## Start RECORDS FOR THE TASK

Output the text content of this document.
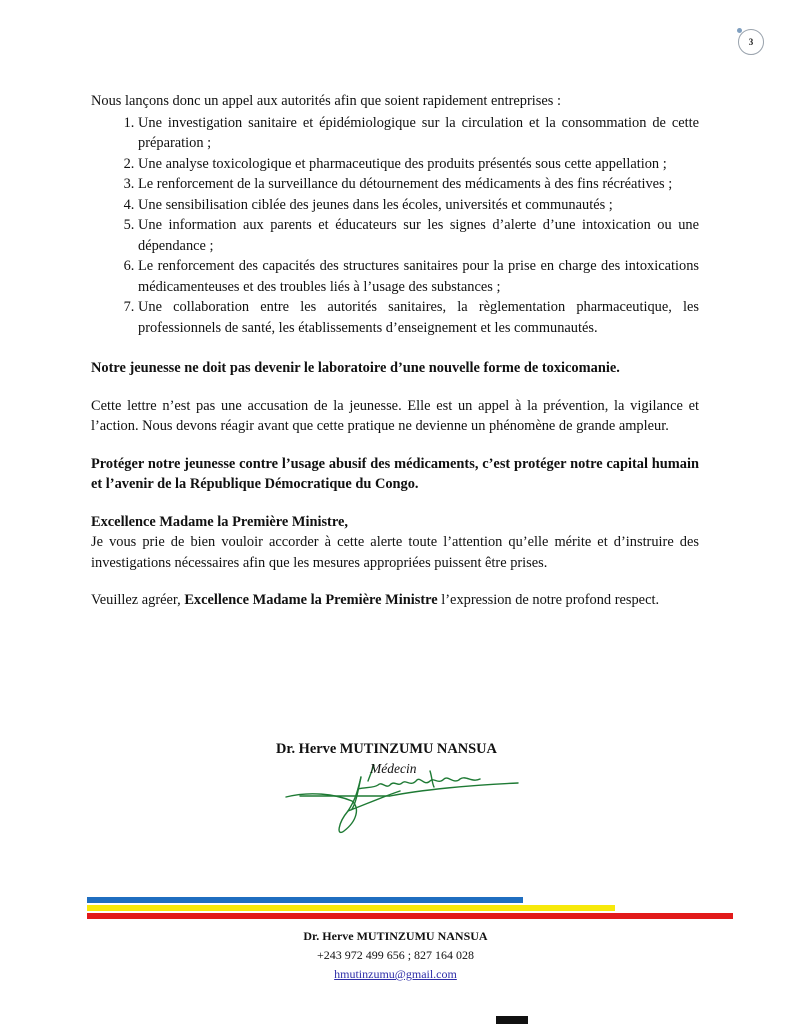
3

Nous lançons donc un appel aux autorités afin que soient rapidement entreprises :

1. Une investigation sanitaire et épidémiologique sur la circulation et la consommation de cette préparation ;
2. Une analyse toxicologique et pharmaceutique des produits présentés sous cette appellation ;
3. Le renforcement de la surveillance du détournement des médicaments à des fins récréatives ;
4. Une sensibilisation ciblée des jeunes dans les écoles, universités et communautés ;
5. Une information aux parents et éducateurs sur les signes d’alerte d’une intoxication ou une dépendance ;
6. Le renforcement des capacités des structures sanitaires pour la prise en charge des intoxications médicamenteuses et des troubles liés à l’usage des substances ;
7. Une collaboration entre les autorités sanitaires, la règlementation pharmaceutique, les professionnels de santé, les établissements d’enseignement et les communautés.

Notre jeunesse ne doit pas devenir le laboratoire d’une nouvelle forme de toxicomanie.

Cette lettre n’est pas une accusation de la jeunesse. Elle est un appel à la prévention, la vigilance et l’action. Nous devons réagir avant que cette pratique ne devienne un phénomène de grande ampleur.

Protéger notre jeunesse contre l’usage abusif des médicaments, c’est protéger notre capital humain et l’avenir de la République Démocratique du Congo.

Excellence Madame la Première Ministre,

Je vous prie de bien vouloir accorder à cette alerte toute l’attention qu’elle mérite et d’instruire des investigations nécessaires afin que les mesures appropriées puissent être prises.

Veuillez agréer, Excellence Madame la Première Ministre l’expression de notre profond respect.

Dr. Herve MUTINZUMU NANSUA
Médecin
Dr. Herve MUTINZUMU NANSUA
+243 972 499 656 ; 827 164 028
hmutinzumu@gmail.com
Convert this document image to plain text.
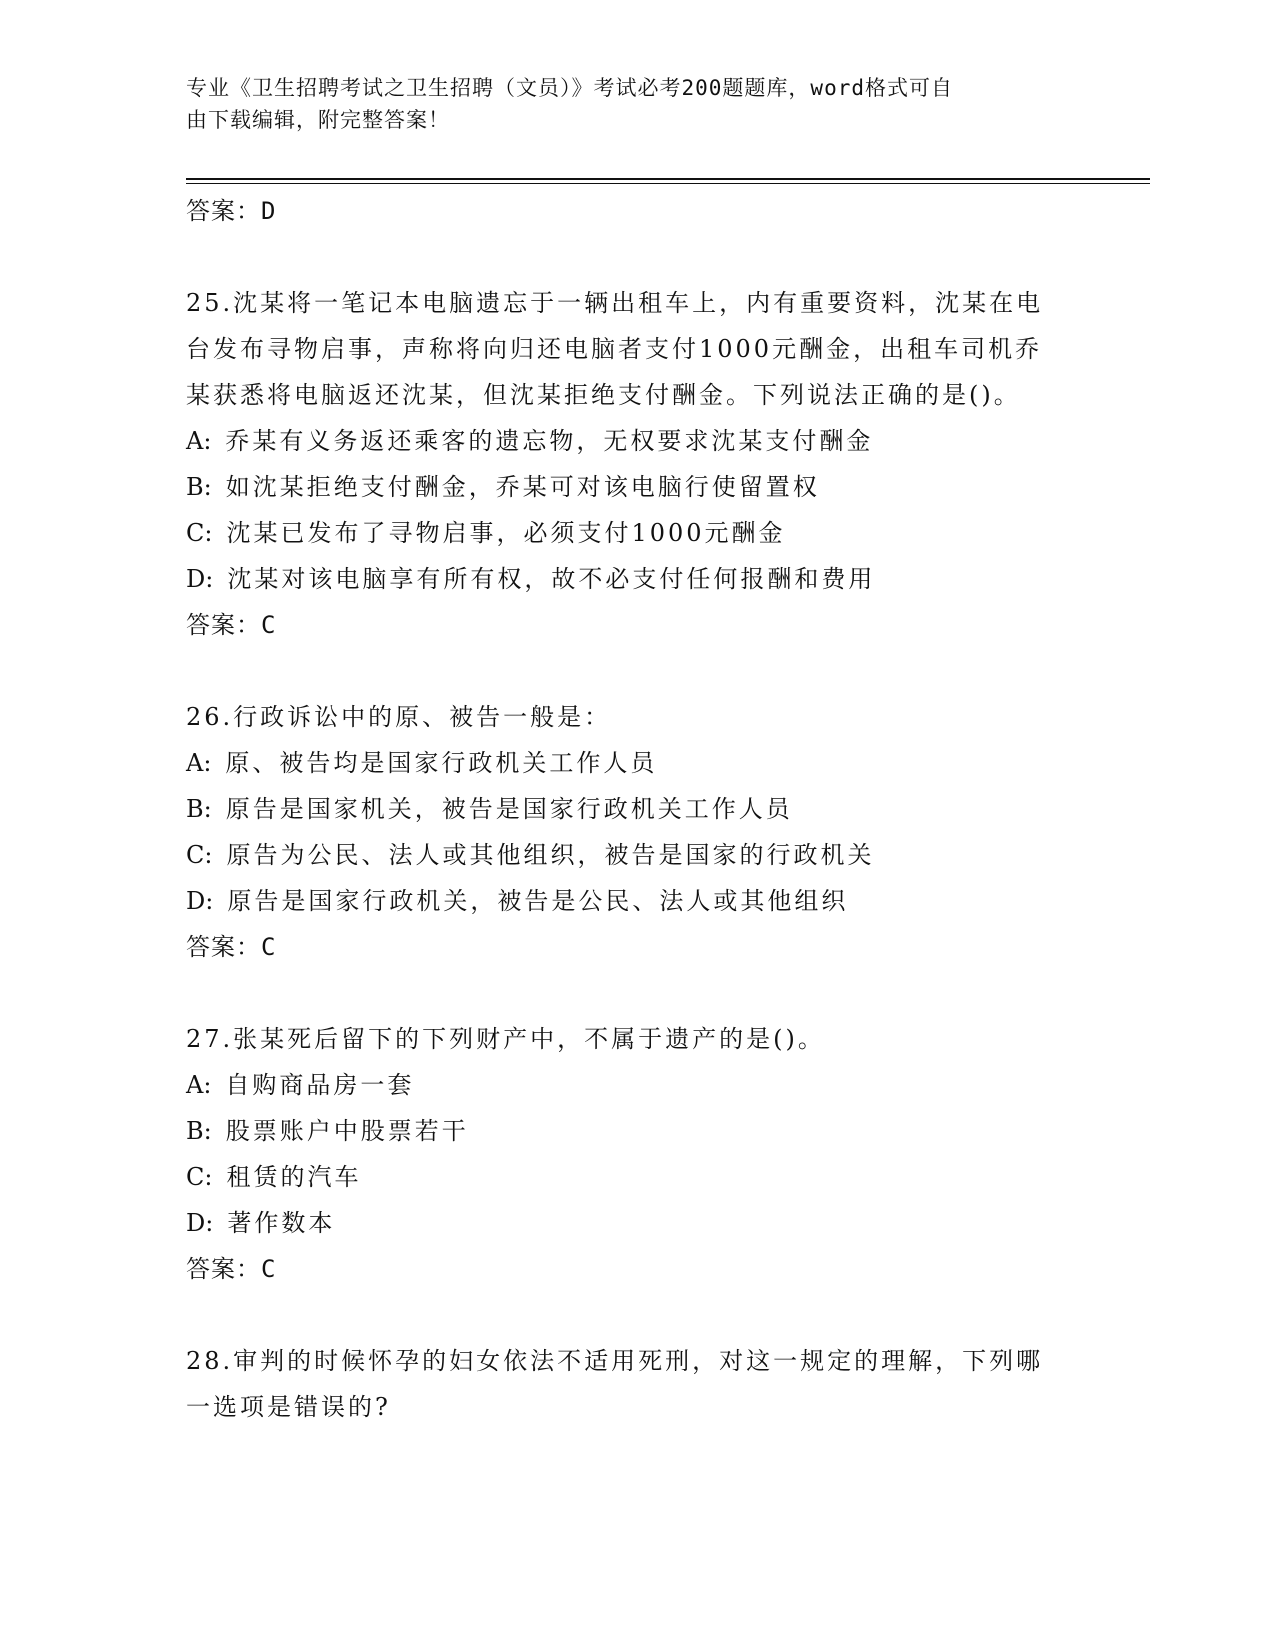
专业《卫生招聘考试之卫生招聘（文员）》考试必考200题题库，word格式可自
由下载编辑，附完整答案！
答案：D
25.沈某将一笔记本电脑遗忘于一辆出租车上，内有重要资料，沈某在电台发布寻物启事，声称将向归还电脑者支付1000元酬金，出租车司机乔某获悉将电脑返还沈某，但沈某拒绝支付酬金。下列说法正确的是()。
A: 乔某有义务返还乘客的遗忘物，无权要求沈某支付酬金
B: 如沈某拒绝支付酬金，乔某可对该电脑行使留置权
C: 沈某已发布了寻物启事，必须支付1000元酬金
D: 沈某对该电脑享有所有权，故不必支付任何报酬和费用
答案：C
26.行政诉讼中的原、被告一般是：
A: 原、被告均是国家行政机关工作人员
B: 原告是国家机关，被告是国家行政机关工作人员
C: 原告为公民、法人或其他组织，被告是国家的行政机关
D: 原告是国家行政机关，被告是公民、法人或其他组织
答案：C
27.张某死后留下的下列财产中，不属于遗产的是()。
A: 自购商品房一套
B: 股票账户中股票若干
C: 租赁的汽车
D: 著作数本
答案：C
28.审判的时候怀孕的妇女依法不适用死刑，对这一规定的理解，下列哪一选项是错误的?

## End RECORDS FOR THE TASK

> CHALLENGE
Look through the lines above and collect those with the word "pharmaceutique".

> THE OUTPUT
2. Une analyse toxicologique et pharmaceutique des produits présentés sous cette appellation ;
7. Une collaboration entre les autorités sanitaires, la règlementation pharmaceutique, les professionnels de santé, les établissements d’enseignement et les communautés.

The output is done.